§ **Textauszug**
23,8 Millionen Menschen mit Migrationsgeschichte lebten 2022 in Deutschland. Ich bin eine von ihnen. Was uns alle eint, sind die erschwerten Jobchancen, weil der Name nicht deutsch genug klingt, weil man Tijen und nicht Thomas heißt. Dass der Name und damit die Herkunft starken Einfluss darauf haben, ob Bewerber*innen positive Rückmeldungen erhalten, bestätigen zahlreiche Studien wie die des Wissenschaftszentrums Berlin für Sozialforschung.
Andere Studien fanden heraus: Menschen mit türkischem Namen müssen 40 Prozent mehr Bewerbungen schreiben als Menschen mit deutsch klingendem Namen. 40 Prozent!
Während 7,4 von 10 Kindern mit studierten Eltern selbst ein Studium beginnen, sind es bei Kindern mit nicht studierten Eltern nur 2,1.

§ **Aufgaben**
A - Übernimm bitte aus dem Textauszug wortgetreu den Abschnitt von "Andere Studien fanden" bis einschließlich "Eltern nur 2,1.".
B - Erkläre anhand des Textauszugs in ein bis drei Sätzen, weshalb Menschen mit Migrationsgeschichte erschwerte Jobchancen haben.
C - Wie viele Bewerbungen mehr müssen Menschen mit türkischem Namen laut Textauszug schreiben?
Die Datensätze werden für die Bearbeitung nicht gebraucht.

§ **Extrahierte Daten**
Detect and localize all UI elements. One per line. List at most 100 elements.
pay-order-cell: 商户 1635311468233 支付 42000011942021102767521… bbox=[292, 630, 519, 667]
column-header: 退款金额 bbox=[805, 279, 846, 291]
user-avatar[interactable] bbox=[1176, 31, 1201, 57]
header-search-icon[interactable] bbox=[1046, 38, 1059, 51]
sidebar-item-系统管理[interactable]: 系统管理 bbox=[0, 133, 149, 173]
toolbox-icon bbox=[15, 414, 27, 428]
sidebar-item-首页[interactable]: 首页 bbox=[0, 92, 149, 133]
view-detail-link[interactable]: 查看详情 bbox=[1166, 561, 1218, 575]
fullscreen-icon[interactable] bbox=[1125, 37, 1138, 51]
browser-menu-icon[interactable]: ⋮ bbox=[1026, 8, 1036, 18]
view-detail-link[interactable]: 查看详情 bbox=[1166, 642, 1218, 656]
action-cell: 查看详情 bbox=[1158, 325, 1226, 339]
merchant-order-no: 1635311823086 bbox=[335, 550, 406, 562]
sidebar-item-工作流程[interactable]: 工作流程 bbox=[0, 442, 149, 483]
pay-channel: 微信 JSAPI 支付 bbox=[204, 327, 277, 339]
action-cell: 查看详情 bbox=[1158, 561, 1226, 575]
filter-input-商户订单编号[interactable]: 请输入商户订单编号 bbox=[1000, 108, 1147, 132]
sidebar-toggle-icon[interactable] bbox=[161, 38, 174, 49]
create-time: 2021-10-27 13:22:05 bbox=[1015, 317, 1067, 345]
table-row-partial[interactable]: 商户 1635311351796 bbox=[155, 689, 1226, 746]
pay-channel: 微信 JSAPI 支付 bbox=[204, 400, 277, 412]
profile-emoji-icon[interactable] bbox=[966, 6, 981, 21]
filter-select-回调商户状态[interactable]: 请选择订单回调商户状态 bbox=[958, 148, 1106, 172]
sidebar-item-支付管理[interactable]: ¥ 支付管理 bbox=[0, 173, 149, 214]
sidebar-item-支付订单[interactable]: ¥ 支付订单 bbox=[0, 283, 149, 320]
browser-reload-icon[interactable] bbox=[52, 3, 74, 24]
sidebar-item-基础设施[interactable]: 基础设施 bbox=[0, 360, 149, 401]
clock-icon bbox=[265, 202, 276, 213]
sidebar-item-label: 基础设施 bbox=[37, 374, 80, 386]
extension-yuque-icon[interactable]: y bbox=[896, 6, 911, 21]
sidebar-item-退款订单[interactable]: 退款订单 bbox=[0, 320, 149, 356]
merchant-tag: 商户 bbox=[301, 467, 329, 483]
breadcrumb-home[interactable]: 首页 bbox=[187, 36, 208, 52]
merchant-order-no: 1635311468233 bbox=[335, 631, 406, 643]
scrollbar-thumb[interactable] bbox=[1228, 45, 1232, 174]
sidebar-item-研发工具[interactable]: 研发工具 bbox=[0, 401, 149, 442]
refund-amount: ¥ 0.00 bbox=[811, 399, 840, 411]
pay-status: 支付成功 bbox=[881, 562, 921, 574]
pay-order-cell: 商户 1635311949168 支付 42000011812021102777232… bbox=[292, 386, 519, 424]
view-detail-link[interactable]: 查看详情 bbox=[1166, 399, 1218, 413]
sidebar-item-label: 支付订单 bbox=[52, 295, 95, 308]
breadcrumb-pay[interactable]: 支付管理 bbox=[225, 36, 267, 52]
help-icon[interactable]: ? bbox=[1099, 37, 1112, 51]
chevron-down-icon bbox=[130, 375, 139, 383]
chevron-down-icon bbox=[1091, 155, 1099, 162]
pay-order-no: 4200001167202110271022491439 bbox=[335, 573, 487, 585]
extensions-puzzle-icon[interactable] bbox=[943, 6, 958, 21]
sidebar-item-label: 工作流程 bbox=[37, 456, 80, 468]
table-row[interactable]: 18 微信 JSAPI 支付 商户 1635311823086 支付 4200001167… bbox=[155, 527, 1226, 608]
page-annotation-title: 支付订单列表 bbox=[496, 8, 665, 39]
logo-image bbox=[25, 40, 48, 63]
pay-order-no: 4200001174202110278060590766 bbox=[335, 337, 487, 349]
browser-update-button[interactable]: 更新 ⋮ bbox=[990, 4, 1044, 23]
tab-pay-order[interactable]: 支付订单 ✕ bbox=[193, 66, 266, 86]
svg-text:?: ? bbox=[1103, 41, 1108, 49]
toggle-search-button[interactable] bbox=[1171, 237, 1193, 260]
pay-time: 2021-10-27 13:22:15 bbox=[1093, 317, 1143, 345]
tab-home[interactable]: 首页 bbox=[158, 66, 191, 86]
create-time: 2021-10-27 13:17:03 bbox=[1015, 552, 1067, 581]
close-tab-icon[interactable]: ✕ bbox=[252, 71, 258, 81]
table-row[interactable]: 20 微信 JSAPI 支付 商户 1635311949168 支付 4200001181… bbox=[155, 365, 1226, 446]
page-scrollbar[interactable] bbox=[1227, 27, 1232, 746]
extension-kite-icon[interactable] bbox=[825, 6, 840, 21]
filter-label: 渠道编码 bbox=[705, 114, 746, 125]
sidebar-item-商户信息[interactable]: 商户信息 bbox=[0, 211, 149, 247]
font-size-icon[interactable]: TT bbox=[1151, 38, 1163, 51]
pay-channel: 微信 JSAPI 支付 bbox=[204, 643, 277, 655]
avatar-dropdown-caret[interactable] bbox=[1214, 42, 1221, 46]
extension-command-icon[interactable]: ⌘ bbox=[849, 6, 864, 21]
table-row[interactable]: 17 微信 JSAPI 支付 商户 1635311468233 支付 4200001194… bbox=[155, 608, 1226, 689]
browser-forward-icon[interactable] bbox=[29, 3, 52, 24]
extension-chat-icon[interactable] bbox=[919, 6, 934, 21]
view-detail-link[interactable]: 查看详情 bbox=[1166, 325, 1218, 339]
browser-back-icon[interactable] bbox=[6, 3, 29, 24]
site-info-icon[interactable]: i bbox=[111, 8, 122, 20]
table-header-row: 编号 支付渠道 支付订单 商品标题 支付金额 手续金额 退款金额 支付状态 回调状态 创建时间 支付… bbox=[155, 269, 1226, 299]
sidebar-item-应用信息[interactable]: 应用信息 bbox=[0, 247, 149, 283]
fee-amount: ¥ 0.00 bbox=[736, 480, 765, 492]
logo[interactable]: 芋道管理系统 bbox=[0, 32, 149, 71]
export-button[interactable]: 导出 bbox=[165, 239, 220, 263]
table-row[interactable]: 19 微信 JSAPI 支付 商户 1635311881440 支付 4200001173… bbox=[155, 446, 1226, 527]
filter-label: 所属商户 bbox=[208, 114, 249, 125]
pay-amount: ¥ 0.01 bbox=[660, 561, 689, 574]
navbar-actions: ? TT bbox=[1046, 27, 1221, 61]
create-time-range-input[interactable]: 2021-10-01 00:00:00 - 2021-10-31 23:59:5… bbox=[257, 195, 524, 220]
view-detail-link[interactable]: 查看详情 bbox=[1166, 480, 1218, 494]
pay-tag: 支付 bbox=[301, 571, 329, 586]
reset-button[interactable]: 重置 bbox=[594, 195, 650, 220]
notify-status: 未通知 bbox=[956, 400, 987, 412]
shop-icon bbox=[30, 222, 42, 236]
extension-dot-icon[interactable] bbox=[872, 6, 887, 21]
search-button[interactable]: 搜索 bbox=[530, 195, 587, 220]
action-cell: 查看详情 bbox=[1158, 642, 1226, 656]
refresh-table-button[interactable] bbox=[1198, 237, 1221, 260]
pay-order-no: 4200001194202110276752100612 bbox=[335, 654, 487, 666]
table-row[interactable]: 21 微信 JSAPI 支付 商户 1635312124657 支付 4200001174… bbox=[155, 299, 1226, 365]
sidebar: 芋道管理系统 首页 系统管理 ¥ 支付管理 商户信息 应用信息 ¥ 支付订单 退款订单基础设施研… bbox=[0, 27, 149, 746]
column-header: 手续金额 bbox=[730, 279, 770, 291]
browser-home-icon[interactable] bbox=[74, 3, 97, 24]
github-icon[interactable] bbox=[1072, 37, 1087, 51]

---

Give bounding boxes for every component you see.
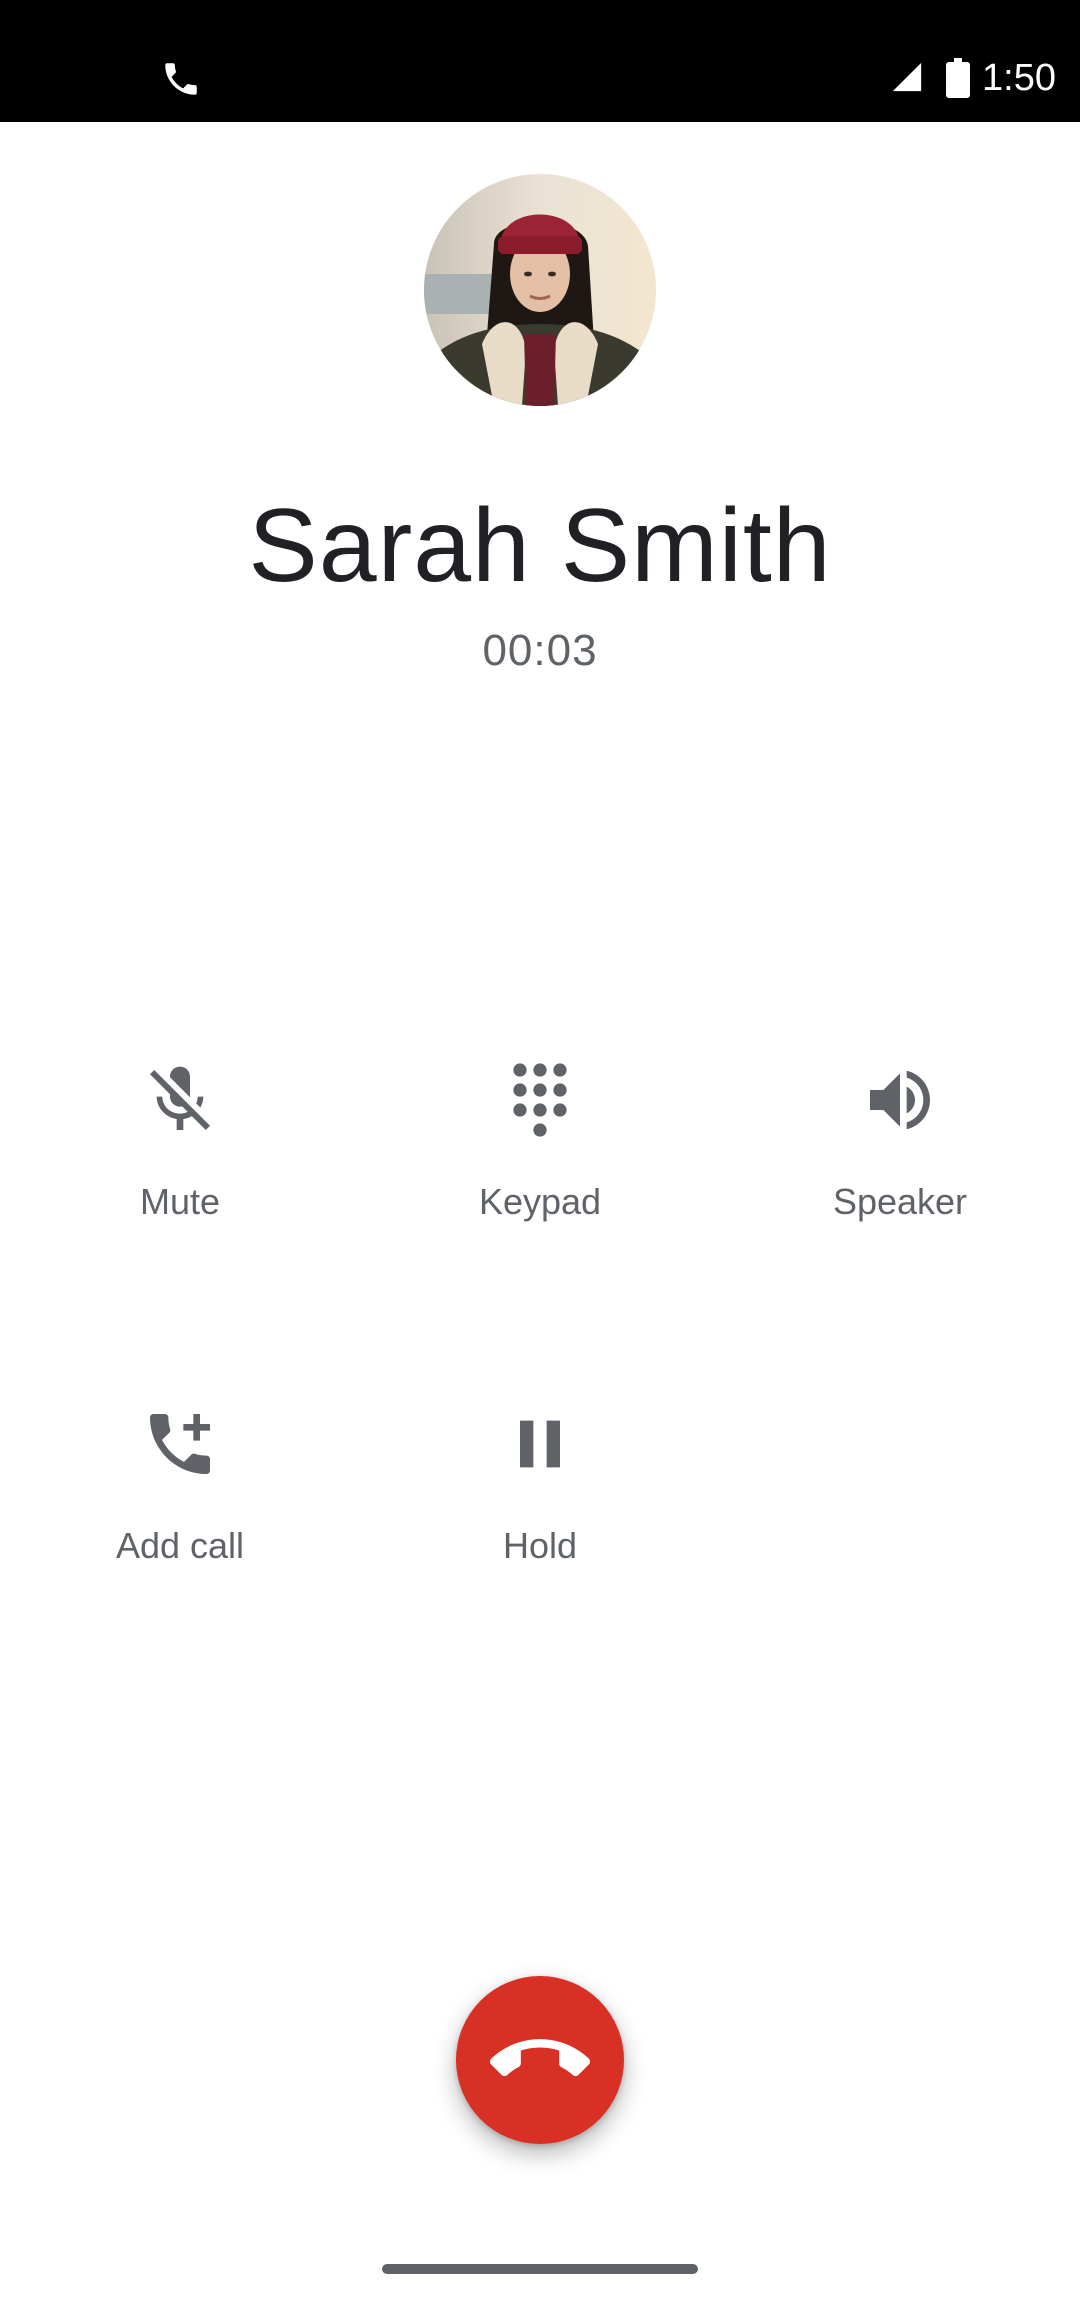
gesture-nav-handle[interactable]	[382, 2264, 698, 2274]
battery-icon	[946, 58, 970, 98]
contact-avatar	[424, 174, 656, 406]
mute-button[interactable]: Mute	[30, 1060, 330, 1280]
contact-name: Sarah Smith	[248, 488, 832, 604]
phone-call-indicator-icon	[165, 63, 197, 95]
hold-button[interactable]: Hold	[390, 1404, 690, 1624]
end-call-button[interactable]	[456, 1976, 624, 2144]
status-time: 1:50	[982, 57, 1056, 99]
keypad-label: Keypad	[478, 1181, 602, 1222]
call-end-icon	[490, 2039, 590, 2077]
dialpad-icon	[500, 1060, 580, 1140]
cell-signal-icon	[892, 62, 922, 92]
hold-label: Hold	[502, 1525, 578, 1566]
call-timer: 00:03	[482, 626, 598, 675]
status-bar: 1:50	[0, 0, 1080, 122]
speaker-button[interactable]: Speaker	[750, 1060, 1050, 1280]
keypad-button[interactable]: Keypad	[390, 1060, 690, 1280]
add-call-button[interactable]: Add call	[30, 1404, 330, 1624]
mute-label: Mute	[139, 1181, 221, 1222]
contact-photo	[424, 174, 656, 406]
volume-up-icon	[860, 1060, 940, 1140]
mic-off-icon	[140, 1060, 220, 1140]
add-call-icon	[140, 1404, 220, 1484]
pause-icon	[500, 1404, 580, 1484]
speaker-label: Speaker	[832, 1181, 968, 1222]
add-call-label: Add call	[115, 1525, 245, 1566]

§ **Lösungen**
A -
Andere Studien fanden heraus: Menschen mit türkischem Namen müssen 40 Prozent mehr Bewerbungen schreiben als Menschen mit deutsch klingendem Namen. 40 Prozent!
Während 7,4 von 10 Kindern mit studierten Eltern selbst ein Studium beginnen, sind es bei Kindern mit nicht studierten Eltern nur 2,1.

B - Ihre Jobchancen sind erschwert, weil ihr Name nicht deutsch genug klingt. Zahlreiche Studien bestätigen, dass der Name und damit die Herkunft starken Einfluss darauf haben, ob Bewerber*innen positive Rückmeldungen erhalten.

C - Sie müssen 40 Prozent mehr Bewerbungen schreiben als Menschen mit deutsch klingendem Namen.